▶ Instructions for the task:
All lines in the data bearing the string "Distribution" should be identified and copied.

════════

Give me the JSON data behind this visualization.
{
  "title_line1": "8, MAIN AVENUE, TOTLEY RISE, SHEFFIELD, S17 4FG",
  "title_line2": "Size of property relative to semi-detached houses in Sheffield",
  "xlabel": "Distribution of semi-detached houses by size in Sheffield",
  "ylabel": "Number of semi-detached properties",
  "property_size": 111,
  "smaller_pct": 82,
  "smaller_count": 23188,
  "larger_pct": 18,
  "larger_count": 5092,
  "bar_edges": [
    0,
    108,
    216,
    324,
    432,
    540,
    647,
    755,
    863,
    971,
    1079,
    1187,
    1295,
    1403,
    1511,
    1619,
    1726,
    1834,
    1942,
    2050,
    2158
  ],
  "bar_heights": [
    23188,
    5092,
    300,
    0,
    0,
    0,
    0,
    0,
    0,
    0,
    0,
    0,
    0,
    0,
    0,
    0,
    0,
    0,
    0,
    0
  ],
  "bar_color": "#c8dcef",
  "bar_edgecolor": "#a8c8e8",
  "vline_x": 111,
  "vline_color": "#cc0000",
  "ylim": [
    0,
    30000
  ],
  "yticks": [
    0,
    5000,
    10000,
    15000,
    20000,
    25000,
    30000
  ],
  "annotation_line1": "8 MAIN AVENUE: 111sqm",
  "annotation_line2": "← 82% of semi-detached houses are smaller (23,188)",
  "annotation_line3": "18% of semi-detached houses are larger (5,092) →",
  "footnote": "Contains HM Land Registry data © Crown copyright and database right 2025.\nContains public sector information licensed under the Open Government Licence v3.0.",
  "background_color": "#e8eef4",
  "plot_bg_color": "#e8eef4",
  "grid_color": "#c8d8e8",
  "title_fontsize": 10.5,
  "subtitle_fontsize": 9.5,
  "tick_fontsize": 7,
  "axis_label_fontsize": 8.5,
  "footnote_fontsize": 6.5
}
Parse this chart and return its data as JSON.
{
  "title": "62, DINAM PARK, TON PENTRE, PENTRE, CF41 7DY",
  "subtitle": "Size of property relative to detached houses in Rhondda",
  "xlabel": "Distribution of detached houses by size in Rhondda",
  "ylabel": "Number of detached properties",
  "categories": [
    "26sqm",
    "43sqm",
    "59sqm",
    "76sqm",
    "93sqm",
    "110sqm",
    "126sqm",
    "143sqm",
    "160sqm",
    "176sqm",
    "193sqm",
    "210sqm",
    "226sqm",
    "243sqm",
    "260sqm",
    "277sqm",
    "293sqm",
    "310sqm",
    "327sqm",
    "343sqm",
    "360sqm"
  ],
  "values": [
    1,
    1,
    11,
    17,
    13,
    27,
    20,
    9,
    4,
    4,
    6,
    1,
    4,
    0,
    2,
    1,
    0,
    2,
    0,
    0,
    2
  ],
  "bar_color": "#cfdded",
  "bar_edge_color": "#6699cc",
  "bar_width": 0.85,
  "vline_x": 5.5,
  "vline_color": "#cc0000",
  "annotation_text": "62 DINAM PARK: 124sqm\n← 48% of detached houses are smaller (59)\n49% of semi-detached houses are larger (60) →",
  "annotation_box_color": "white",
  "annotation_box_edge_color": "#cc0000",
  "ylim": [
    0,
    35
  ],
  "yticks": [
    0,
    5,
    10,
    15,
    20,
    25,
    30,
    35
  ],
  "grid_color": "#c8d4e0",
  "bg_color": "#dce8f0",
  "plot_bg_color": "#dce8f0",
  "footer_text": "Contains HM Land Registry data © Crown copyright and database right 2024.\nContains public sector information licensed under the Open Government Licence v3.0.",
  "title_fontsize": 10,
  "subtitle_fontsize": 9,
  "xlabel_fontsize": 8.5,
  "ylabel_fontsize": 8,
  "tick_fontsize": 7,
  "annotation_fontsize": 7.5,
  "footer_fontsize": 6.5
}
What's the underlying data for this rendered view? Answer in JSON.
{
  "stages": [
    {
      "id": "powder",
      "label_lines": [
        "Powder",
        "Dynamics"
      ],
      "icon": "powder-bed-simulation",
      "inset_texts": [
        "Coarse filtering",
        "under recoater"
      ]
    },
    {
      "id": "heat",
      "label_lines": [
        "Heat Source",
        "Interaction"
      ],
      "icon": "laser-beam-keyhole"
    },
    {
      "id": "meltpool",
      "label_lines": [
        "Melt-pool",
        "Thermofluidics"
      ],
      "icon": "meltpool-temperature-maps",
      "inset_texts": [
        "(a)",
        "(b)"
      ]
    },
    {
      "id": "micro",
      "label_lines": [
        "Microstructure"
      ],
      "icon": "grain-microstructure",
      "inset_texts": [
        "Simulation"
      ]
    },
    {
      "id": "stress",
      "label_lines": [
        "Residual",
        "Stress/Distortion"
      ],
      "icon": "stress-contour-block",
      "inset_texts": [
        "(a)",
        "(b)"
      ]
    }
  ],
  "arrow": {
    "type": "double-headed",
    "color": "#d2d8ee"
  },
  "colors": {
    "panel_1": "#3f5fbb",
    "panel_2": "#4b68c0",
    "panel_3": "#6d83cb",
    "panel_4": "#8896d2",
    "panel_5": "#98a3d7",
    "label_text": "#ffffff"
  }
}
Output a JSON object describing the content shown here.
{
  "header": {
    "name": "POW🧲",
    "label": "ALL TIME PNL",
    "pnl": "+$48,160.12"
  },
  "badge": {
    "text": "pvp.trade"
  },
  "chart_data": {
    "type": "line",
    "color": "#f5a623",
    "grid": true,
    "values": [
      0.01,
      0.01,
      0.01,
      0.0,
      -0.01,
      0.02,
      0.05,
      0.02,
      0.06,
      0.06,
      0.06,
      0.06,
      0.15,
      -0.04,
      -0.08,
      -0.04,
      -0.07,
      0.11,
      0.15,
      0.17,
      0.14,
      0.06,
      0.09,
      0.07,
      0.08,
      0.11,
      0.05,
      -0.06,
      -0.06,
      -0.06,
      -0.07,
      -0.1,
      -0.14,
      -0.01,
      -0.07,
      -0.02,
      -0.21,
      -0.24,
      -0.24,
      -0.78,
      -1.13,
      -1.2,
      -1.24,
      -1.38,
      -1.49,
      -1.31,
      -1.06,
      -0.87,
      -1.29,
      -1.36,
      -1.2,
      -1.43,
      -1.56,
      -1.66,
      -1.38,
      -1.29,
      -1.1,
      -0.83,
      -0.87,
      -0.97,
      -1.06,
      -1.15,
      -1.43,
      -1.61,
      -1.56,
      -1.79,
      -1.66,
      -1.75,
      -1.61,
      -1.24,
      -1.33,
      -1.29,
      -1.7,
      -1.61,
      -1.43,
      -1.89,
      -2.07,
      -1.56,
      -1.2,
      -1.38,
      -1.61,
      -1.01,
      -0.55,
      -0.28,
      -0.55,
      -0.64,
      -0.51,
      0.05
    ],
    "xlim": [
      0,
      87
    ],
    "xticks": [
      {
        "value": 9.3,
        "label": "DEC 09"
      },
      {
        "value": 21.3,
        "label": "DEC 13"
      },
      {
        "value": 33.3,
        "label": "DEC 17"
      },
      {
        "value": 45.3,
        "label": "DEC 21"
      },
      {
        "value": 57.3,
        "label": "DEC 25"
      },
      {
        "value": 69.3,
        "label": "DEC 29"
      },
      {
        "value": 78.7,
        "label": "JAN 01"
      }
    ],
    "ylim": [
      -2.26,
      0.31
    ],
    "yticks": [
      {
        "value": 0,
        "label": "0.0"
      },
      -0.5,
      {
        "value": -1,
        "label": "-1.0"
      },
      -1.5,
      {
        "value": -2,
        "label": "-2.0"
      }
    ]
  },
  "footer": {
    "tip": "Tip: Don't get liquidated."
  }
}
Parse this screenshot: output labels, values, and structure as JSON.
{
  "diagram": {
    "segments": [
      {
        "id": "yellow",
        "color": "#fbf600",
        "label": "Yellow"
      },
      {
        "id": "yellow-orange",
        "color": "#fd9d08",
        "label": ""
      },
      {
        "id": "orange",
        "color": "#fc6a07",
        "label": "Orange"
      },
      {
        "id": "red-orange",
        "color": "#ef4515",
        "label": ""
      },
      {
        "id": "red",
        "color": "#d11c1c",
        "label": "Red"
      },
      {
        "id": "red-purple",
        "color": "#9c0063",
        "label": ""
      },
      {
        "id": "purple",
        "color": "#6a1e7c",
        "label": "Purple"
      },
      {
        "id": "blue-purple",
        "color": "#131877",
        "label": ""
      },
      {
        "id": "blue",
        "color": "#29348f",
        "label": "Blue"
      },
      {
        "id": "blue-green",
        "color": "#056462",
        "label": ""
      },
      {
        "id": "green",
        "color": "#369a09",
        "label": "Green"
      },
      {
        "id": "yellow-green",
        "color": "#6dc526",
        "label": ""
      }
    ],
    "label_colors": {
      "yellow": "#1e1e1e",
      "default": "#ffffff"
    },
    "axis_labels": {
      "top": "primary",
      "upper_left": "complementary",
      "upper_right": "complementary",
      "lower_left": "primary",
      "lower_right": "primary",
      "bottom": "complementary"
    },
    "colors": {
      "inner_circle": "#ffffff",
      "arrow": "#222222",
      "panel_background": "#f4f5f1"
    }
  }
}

════════

▶ Problem solution:
  "xlabel": "Distribution of semi-detached houses by size in Sheffield",
  "xlabel": "Distribution of detached houses by size in Rhondda",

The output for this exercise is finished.